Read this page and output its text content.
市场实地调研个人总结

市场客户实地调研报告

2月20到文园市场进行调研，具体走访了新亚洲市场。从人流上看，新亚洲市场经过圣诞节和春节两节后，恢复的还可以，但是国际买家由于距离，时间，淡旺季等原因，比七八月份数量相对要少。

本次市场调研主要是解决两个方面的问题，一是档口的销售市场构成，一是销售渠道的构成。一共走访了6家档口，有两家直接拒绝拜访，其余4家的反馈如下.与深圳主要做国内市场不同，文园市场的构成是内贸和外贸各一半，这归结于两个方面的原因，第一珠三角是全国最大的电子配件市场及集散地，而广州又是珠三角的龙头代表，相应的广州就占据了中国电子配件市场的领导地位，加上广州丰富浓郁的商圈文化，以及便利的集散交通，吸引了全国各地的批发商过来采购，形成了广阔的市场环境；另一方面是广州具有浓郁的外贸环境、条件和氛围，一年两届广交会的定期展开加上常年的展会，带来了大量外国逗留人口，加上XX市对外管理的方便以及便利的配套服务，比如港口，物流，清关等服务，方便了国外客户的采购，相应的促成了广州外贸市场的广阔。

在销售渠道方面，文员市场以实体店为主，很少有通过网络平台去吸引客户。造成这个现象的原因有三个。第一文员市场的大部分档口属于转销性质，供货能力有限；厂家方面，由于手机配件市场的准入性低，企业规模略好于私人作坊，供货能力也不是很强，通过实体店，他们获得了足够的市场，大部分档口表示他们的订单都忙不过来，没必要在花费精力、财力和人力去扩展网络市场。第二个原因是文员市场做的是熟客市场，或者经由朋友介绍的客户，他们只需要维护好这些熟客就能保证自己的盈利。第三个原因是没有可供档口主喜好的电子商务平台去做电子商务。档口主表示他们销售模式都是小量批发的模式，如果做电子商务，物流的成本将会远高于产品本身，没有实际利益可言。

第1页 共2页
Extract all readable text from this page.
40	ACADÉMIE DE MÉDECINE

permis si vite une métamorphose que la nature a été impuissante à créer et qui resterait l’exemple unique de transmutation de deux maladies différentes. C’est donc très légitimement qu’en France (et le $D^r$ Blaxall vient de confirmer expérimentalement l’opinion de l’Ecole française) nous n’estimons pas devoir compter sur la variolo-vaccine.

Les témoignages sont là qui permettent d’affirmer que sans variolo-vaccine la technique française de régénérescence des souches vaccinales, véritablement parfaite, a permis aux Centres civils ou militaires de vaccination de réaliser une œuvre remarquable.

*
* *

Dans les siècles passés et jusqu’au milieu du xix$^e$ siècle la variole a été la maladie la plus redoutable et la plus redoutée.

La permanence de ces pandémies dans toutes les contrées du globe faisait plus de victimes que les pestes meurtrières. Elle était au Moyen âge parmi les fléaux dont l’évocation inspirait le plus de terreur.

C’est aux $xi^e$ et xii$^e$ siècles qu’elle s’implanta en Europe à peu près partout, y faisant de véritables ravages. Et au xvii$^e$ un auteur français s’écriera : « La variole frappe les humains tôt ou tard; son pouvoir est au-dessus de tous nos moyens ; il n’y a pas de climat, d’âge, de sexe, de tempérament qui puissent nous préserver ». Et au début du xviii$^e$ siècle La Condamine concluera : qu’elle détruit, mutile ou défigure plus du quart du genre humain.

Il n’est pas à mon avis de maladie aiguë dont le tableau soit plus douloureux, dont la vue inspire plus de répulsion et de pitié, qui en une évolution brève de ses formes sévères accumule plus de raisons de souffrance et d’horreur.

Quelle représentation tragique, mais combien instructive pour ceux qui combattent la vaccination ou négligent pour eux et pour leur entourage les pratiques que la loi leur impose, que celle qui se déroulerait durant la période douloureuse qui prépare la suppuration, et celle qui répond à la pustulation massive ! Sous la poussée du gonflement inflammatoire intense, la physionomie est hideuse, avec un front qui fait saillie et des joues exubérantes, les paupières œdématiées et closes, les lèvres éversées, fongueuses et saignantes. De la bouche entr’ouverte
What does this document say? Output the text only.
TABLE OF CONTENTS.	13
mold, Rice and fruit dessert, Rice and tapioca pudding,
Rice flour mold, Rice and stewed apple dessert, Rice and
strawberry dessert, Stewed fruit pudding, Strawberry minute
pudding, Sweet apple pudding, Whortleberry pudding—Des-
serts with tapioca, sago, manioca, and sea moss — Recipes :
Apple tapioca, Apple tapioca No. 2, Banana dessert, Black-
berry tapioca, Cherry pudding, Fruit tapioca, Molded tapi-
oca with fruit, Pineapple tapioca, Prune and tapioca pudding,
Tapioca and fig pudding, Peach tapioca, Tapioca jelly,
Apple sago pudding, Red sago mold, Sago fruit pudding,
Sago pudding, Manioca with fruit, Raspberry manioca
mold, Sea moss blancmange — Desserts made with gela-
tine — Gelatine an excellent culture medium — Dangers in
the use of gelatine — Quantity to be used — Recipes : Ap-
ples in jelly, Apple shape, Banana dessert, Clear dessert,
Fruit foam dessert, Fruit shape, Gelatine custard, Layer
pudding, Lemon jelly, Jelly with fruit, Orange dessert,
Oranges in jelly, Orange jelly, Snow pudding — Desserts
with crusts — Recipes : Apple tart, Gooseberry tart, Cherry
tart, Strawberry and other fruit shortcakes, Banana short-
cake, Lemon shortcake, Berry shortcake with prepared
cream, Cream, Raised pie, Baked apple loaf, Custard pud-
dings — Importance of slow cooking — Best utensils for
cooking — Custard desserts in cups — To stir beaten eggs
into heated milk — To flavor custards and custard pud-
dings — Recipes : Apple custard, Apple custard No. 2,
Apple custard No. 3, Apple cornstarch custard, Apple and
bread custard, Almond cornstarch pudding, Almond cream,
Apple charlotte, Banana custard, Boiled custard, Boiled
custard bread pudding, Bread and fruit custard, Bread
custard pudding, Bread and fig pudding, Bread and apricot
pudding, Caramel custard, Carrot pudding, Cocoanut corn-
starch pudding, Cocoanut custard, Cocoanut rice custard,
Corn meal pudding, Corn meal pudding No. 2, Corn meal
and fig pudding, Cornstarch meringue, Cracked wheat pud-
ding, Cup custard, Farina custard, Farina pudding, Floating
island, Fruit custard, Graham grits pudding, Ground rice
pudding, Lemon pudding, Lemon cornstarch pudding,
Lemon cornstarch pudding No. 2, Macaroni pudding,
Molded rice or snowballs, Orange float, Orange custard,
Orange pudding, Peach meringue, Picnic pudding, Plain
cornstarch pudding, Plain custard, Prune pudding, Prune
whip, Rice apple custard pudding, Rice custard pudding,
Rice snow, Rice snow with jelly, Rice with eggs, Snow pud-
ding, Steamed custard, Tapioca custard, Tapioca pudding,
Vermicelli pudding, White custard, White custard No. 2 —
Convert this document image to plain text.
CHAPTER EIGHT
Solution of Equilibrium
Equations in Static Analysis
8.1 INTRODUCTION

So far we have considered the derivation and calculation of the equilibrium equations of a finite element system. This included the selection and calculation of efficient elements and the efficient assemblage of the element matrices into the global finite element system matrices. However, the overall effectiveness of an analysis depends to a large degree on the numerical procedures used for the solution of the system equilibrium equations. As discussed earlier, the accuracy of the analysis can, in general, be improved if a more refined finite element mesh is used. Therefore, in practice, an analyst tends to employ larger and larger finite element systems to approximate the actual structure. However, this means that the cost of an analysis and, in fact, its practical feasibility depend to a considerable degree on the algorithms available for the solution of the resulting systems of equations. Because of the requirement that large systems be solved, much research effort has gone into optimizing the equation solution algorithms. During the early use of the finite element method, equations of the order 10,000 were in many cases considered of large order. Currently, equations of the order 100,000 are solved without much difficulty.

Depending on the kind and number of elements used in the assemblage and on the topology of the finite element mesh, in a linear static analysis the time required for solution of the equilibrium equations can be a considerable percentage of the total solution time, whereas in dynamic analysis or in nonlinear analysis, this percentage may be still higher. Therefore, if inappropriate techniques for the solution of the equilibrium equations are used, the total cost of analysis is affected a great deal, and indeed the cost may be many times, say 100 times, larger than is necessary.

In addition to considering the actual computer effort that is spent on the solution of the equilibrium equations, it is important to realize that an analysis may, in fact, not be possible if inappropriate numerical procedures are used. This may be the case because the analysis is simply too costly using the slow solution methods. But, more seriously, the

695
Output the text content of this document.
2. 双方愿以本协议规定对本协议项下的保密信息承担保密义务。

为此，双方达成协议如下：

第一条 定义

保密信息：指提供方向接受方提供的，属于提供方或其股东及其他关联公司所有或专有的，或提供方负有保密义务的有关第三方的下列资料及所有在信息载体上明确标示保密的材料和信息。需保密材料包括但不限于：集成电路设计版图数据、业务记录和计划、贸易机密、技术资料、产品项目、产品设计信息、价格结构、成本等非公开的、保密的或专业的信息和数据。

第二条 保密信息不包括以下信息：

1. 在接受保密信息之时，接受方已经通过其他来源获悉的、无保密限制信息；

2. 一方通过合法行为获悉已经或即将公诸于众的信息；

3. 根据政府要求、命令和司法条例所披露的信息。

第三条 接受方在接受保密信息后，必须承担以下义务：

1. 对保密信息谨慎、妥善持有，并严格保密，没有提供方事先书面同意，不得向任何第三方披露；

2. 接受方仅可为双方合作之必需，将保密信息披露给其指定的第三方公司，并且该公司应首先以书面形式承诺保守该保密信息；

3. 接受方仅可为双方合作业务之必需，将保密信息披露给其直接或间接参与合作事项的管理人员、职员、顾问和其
========
** Set problem **
Identify the lines that contain the string "Prune", and copy every one of them.

** Result of the task **
oca with fruit, Pineapple tapioca, Prune and tapioca pudding,
cornstarch pudding, Plain custard, Prune pudding, Prune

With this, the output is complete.